___ Dataset rows ___
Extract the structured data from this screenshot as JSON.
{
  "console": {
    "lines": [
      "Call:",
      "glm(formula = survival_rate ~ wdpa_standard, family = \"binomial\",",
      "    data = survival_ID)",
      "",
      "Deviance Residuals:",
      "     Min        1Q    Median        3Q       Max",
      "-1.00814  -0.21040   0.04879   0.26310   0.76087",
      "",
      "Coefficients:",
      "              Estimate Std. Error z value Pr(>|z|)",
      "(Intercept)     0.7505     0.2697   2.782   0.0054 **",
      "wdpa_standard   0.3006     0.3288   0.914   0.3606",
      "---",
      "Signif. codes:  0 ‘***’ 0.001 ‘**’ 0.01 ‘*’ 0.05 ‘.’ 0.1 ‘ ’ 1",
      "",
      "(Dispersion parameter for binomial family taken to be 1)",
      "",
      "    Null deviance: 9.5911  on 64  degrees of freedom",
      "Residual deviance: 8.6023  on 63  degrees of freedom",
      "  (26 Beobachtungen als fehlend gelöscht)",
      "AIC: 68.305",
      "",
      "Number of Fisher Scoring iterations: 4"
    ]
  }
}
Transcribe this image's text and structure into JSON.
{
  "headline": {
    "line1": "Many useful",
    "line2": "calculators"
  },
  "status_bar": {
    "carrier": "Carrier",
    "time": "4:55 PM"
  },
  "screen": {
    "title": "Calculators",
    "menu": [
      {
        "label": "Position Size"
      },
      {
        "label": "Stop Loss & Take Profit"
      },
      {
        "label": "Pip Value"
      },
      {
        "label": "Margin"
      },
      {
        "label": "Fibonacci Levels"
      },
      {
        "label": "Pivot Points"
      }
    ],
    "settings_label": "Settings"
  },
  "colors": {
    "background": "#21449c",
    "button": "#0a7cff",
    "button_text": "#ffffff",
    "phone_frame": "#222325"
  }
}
___
___ Dataset rows ___
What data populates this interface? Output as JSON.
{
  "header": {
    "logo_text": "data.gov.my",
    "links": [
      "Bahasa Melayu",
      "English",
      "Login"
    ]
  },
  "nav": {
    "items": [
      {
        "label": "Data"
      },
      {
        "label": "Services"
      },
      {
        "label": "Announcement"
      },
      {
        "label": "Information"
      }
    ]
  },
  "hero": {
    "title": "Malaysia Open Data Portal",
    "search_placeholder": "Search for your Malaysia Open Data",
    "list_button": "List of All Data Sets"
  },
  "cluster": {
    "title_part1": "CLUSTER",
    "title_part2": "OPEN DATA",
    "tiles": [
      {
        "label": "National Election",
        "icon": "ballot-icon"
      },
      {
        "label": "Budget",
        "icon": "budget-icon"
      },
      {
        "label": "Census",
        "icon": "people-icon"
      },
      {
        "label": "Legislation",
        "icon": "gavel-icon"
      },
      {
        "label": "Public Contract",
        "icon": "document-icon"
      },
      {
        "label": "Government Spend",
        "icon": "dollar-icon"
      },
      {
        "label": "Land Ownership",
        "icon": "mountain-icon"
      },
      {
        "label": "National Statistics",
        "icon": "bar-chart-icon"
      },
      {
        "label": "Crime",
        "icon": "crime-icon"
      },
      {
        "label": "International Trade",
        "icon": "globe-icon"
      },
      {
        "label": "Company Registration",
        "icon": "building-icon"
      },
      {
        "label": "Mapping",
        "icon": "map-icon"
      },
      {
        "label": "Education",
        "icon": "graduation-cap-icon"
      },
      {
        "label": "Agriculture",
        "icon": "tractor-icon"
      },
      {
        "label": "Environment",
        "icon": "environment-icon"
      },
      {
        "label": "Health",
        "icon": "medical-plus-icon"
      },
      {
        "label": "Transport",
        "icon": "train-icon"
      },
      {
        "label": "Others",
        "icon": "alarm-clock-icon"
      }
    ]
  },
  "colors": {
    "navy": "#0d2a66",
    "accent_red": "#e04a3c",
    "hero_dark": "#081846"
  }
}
___
• **Directions for this task**
Find the lines above holding the word "freedom" and show them.

• **Task output**
      "    Null deviance: 9.5911  on 64  degrees of freedom",
      "Residual deviance: 8.6023  on 63  degrees of freedom",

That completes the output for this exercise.